Check every line below for the string "JSON", and copy the lines that contain it.

RECORDS FOR PROCESSING>
----

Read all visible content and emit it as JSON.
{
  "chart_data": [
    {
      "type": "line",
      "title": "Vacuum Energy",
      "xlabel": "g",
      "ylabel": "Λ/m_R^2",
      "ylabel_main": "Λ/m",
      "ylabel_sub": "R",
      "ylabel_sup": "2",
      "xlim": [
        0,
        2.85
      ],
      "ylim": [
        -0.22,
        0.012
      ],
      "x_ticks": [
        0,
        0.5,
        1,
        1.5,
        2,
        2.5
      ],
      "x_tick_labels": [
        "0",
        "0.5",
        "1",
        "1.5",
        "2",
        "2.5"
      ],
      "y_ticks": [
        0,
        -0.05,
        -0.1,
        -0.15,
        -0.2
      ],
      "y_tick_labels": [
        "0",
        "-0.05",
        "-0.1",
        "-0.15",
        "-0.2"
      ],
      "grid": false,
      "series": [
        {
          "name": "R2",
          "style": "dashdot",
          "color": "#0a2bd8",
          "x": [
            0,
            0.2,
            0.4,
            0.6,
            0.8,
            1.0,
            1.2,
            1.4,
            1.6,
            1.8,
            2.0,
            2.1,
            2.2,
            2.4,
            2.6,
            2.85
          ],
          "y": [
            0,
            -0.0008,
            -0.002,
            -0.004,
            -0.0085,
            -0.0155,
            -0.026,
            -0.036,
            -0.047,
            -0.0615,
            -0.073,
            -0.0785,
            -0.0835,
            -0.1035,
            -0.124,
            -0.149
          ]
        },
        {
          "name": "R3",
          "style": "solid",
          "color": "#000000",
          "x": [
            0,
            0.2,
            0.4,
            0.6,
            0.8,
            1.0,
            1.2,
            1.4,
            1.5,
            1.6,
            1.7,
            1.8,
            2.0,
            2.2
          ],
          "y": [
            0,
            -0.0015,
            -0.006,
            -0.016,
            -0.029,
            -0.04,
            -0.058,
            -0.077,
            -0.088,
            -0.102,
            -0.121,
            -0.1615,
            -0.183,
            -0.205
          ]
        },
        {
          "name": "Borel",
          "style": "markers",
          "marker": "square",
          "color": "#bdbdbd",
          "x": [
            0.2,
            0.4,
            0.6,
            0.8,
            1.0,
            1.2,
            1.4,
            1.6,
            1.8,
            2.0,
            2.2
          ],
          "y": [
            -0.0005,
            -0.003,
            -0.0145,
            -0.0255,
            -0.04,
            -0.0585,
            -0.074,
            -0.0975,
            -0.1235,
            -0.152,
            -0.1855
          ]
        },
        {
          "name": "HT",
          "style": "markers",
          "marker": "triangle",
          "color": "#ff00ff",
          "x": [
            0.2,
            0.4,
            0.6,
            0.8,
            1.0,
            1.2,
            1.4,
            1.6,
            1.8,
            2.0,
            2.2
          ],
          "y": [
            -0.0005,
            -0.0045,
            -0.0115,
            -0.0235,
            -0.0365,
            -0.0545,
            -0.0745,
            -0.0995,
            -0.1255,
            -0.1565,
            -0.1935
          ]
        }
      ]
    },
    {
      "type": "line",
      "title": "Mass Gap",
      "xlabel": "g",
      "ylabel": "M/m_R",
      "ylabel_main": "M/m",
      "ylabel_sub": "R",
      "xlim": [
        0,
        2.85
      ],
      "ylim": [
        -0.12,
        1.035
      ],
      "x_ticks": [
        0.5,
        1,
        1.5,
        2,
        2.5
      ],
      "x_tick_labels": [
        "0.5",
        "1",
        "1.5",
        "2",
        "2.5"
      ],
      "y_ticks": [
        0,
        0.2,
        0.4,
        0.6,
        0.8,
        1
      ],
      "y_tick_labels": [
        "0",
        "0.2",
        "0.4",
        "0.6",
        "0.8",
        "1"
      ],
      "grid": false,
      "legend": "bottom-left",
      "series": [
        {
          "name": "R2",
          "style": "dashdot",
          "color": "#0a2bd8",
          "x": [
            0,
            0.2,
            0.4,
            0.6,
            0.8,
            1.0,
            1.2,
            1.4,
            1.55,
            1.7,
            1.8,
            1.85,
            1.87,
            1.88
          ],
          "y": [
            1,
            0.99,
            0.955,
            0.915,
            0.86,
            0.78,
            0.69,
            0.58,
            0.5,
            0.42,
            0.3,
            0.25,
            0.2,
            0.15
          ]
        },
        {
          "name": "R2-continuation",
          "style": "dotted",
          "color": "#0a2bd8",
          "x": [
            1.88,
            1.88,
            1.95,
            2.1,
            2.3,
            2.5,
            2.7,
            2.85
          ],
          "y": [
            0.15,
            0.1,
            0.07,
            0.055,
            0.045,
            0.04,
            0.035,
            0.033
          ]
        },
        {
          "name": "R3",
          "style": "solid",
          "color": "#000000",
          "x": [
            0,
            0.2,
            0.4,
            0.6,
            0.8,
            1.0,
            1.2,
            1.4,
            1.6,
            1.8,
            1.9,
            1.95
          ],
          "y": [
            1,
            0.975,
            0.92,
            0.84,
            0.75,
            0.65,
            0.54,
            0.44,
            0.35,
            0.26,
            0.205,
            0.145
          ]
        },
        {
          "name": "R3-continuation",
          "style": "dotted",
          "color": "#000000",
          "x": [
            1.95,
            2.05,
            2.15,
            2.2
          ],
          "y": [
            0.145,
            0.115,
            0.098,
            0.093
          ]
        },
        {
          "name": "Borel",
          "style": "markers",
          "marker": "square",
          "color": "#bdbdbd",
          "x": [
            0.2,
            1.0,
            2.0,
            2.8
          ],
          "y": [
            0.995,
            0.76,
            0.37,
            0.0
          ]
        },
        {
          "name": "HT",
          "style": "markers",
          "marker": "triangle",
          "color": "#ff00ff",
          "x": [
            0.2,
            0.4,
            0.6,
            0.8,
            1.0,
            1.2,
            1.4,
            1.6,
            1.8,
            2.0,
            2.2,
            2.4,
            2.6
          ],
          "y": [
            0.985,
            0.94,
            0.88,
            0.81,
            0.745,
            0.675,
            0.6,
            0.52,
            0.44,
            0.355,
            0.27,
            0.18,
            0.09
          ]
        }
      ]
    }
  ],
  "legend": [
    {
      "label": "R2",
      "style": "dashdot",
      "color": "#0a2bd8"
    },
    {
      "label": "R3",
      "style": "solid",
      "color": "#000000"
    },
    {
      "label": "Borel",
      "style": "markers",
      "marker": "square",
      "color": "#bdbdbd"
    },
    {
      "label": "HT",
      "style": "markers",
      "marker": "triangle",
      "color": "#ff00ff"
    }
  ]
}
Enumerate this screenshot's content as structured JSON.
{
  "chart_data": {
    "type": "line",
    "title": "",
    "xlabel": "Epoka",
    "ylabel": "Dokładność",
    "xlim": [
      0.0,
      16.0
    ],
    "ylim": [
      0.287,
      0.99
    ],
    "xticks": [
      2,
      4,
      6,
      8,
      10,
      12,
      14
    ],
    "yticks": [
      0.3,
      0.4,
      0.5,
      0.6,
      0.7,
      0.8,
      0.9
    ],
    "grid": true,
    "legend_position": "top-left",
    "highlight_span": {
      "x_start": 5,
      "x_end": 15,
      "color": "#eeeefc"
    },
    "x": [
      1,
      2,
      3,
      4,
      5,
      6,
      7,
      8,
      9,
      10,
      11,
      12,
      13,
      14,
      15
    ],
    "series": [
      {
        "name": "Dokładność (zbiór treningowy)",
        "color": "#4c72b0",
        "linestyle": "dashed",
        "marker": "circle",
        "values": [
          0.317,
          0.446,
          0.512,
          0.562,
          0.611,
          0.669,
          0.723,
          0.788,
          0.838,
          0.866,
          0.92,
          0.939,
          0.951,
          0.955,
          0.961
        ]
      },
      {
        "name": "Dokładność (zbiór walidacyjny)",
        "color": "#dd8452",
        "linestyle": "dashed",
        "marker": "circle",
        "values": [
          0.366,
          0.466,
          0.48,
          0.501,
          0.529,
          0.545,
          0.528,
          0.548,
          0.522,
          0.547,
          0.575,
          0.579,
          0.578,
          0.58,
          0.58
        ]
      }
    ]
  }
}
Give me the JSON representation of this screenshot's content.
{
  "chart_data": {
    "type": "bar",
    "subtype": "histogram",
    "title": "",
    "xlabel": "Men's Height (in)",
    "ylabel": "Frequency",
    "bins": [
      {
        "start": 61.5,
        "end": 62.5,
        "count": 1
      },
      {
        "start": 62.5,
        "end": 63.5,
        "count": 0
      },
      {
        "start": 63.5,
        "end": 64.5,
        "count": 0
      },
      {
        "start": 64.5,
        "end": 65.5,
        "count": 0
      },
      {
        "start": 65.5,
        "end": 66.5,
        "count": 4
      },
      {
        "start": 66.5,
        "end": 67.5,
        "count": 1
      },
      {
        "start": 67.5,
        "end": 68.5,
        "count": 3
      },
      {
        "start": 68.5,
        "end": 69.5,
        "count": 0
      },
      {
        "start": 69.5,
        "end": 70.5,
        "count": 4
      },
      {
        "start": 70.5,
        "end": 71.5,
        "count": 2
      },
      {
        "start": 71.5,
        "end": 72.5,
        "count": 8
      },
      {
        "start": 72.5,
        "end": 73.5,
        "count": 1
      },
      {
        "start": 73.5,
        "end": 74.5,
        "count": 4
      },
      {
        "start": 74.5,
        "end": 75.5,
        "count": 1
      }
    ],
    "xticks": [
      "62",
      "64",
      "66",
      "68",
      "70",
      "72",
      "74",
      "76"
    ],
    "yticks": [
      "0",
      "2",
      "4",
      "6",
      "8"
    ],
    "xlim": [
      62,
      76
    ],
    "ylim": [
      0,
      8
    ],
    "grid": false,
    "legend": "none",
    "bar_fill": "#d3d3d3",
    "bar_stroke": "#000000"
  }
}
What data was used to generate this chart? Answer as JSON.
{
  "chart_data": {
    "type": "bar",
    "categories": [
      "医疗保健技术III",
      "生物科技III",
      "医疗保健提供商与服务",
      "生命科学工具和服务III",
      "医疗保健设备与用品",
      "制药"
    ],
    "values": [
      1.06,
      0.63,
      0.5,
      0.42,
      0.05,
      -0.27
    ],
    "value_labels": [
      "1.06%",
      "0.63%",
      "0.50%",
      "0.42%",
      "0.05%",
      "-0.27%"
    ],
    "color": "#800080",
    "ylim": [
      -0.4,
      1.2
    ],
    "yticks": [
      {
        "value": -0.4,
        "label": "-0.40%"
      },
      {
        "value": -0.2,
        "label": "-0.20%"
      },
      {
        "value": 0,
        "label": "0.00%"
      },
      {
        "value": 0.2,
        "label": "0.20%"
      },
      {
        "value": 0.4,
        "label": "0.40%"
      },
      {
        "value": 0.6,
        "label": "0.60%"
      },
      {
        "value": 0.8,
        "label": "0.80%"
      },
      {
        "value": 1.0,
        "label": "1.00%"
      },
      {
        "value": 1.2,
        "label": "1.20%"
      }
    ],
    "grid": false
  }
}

----

WRITTEN RESPONSE>
Read all visible content and emit it as JSON.
Enumerate this screenshot's content as structured JSON.
Give me the JSON representation of this screenshot's content.
What data was used to generate this chart? Answer as JSON.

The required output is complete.